[Фрагмент страницы]
══════════

Это — первое за многие годы интервью в прессе руководителя агрохолдинга, который за десять лет с нуля стал третьим по величине производителем мяса птицы в России. Долгое время отсутствие должного количества информации о группе «Ресурс» не позволяло по достоинству оценить масштабы её бизнеса в рамках региональной экономики. То, что эти масштабы — гигантские, мы поняли полгода назад из очередного рэнкинга крупнейших компаний СКФО, на шестое место которого без подготовки ворвалось торговое подразделение холдинга «Ресурс-Юг» с оборотом 15,1 млрд рублей и приростом выручки в 170% в 2012 году. Из лаконичного сайта компании следовало, что с 2004 по 2012 год в результате реализации двух инвестпрограмм группой было вложено 14 млрд рублей, при этом объём производства вырос с 4,2 тысячи тонн готовой продукции до 210 тысяч тонн мяса птицы и более 200 тысяч тонн сельхозкультур. Всё это дало нам основание назвать председателя совета директоров «Ресурса» Виктора Наурузова одним из главных героев прошлого года на юге России.
Логичным продолжением этого выглядело личное знакомство с создателем одного из самых быстрорастущих южных агрохолдингов (подтверждением высокой динамики, кстати, является то, что два ключевых актива «Ресурса», невинномысское ООО «Птицекомбинат» и ООО «Ставропольский птицекомплекс», входят в наш рейтинг «газелей»). Однако быстро выяснилось, что в природе почти не существует не только доступных интервью Наурузова — даже его фото в открытом доступе найти практически невозможно. В то же время представители компании от встречи с нами не отказывались, намекая на то, что всему своё время.
И это время настало довольно быстро — когда появилась информация, что ныне действующая отраслевая программа «Развитие птицеводства в Российской Федерации на 2013–2015 годы» может после её завершения не возобновиться. Для птицеводства, за последние годы достигшего больших высот благодаря в том числе активной господдержке отрасли, это был бы значительный риск, на который к тому же неизбежно наложились бы эффекты от вступления в ВТО и внешнеполитической нестабильности. Поэтому Виктор Наурузов решил выступить в качестве отраслевого эксперта, готового делать прогнозы по поводу будущего отечественного птицеводства в целом. Главный смысл его слов в том, что птицеводство — это редкий пример того, как в России (прежде всего — на Юге) за кратчайшие сроки удалось создать отрасль, конкурентоспособную в мировом масштабе. Иными словами, птицеводы едва ли не первыми решили ту задачу, о выполнении которой в масштабе всей экономики руководство страны твердит уже давно. Дальнейшая логика понятна: государство должно найти возможность и дальше поддерживать тех, кто уже доказал свою эффективность.
Дилеммы господдержки
— Насколько я помню, вы никогда не давали интервью СМИ. С чем связана информационная закрытость группы?

══════════

[Исходные данные]
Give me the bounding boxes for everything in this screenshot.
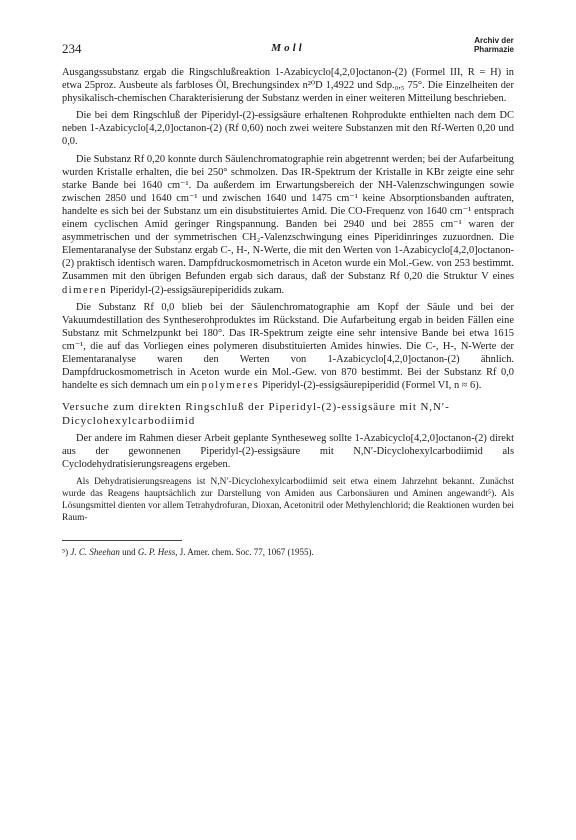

══════════

[Задание] Напишите продолжение интервью о группе «Ресурс» после последней фразы.

[Ответ]
— История компании описана на нашем сайте, какой-то необходимости позиционировать себя в медиасреде не было. Птицеводческий бизнес очень прагматичный — зачем нам делиться успехами и ошибками с конкурентами? У нас есть чёткая и ясная инвестиционная программа, которая формировалась и инициировалась на федеральном уровне и поддерживалась местными властями. Здесь не нужно никакой дополнительной поддержки в прессе, а использовать СМИ, в том числе отраслевые издания, для маркетинга и продвижения нашей продукции — неэффективно. Ну, а для высказывания экспертной позиции, в моём понимании, нужно набрать определённую критическую массу, подтверждённую показателями в объёмах производства, в рентабельности. На сегодняшний день мы производим более четверти миллиона тонн птицы в год, являемся одной из самых рентабельных компаний в этой отрасли, занимаем лидирующие позиции по доле рынка в ЮФО и СКФО. Поэтому вопреки, как вы говорите, информационной закрытости, считаю возможным, уместным и актуальным через профильное издание высказать своё мнение.
— Сейчас птицеводов больше всего беспокоит то, что с начала следующего года в отрасли заканчивается субсидирование инвестиционных проектов государством. Какие ожидания в связи с этим существуют у игроков рынка?
— Государство сейчас стремится обеспечить продовольственную безопасность страны по всем составляющим продовольственной корзины и прилагает целенаправленные усилия в этом направлении. Приоритетным направлением господдержки обозначено молочное производство. Это понятно и, наверное, оправданно, тем более с учётом нынешней ситуации. С другой стороны, птицеводство — это отрасль, которая благодаря поддержке государства в рамках национальных программ за последние годы сделала мощнейший рывок и сейчас, на мой взгляд, самое время реализовывать накопленный потенциал. Сегодня страна сама обеспечивает себя мясом птицы, но при этом нужно понимать, что в России только половину птицеводческой продукции дают модернизированные предприятия, а у остальных износ составляет 70–90 процентов. Некоторые предприятия до сих пор работают на том оборудовании, что установили ещё в 80-х. Большой вопрос с очевидным ответом, можно ли делать на них ставку…
— Можно ли утверждать, что государство, несколько лет назад определив птицеводство как приоритет в развитии АПК, просто не установило для отрасли долгосрочный горизонт планирования? Во всяком случае, на недавнем съезде депутатов сельских поселений от «Единой России» со стороны руководителя партии Дмитрия Медведева о птицеводстве не было сказано ни слова.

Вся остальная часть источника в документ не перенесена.